— start of INPUT RECORDS —

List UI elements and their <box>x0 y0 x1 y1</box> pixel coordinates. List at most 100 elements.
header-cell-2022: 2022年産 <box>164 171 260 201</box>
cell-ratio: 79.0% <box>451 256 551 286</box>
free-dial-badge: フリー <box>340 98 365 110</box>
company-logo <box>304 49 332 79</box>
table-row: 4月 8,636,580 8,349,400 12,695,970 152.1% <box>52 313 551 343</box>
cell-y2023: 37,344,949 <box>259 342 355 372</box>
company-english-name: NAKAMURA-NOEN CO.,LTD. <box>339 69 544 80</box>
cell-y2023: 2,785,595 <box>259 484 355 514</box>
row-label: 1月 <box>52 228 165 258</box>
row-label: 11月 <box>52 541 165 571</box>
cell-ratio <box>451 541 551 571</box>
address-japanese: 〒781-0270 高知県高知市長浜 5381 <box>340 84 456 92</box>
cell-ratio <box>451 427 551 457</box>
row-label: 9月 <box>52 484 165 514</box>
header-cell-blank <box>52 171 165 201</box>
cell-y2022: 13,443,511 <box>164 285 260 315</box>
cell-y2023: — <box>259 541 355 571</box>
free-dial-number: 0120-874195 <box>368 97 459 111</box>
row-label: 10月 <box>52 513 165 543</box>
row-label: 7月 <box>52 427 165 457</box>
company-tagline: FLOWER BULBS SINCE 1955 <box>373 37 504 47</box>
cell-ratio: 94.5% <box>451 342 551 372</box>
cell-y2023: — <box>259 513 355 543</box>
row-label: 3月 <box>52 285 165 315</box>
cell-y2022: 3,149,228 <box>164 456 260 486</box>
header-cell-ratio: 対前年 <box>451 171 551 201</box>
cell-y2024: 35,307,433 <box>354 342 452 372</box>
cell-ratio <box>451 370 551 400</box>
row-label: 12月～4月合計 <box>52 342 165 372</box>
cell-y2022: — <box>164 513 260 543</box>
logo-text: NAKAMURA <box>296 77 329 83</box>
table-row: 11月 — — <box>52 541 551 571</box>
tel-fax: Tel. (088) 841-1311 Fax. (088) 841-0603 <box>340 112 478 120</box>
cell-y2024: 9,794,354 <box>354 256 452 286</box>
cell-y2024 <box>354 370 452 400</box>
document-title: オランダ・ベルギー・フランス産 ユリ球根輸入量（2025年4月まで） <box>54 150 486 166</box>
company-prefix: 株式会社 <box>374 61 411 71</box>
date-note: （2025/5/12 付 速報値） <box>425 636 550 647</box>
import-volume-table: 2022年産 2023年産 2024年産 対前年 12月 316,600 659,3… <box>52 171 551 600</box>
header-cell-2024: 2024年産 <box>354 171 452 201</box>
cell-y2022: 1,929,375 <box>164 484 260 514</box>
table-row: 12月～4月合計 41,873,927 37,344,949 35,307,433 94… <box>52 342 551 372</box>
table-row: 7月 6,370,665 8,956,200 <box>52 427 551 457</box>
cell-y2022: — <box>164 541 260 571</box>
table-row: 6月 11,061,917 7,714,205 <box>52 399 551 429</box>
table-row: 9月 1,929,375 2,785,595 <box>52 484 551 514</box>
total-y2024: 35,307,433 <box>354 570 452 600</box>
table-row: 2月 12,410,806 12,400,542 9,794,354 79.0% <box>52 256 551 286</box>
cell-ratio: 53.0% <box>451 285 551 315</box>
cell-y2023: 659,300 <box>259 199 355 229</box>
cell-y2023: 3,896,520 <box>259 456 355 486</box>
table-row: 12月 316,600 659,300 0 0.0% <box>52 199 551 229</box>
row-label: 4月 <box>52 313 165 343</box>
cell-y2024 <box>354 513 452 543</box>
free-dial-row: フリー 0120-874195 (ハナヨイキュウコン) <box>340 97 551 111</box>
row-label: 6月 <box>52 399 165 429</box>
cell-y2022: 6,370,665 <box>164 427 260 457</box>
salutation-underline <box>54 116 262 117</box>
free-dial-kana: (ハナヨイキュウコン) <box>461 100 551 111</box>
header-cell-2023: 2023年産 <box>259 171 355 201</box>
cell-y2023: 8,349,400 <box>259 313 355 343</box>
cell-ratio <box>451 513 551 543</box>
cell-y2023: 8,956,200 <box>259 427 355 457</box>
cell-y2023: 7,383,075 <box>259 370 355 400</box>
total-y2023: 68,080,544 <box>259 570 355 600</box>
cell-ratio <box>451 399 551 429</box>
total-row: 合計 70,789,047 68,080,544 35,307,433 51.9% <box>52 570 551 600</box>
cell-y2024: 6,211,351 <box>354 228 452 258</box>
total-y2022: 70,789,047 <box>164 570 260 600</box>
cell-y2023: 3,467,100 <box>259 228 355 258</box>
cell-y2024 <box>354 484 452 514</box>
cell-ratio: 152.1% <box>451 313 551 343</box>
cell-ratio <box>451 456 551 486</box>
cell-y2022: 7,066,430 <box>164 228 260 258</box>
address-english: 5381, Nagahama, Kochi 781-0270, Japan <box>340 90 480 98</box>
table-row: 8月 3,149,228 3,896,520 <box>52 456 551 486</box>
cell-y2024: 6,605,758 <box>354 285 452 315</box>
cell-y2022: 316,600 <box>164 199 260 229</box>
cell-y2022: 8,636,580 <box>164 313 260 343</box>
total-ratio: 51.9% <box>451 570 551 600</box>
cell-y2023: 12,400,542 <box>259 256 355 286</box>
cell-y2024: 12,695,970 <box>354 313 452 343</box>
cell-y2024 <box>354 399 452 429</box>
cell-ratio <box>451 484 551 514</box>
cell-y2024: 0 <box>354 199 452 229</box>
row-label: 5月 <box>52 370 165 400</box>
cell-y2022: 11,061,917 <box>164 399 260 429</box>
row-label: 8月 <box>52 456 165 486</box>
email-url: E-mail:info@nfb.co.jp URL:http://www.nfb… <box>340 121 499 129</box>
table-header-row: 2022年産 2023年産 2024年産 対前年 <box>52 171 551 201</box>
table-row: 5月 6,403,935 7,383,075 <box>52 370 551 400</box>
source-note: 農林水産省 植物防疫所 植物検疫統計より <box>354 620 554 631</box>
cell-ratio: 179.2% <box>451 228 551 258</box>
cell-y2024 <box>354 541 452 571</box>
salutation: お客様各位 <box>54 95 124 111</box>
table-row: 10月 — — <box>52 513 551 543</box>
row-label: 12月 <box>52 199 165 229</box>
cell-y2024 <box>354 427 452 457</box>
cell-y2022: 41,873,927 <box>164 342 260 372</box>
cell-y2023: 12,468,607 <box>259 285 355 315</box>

— end of INPUT RECORDS —

WHAT NEEDS TO BE DONE: Rename "row-label" to "month-label" in the rows from the first row through the line containing "cell-ratio: 94.5% <box>451 342 551 372</box>", keeping everything else unchanged. Give back only those lines, with both ends included.

SOLUTION:
List UI elements and their <box>x0 y0 x1 y1</box> pixel coordinates. List at most 100 elements.
header-cell-2022: 2022年産 <box>164 171 260 201</box>
cell-ratio: 79.0% <box>451 256 551 286</box>
free-dial-badge: フリー <box>340 98 365 110</box>
company-logo <box>304 49 332 79</box>
table-row: 4月 8,636,580 8,349,400 12,695,970 152.1% <box>52 313 551 343</box>
cell-y2023: 37,344,949 <box>259 342 355 372</box>
company-english-name: NAKAMURA-NOEN CO.,LTD. <box>339 69 544 80</box>
cell-y2023: 2,785,595 <box>259 484 355 514</box>
month-label: 1月 <box>52 228 165 258</box>
month-label: 11月 <box>52 541 165 571</box>
cell-ratio <box>451 541 551 571</box>
address-japanese: 〒781-0270 高知県高知市長浜 5381 <box>340 84 456 92</box>
cell-ratio <box>451 427 551 457</box>
month-label: 9月 <box>52 484 165 514</box>
header-cell-blank <box>52 171 165 201</box>
cell-y2022: 13,443,511 <box>164 285 260 315</box>
cell-y2023: — <box>259 541 355 571</box>
free-dial-number: 0120-874195 <box>368 97 459 111</box>
month-label: 10月 <box>52 513 165 543</box>
month-label: 7月 <box>52 427 165 457</box>
company-tagline: FLOWER BULBS SINCE 1955 <box>373 37 504 47</box>
cell-ratio: 94.5% <box>451 342 551 372</box>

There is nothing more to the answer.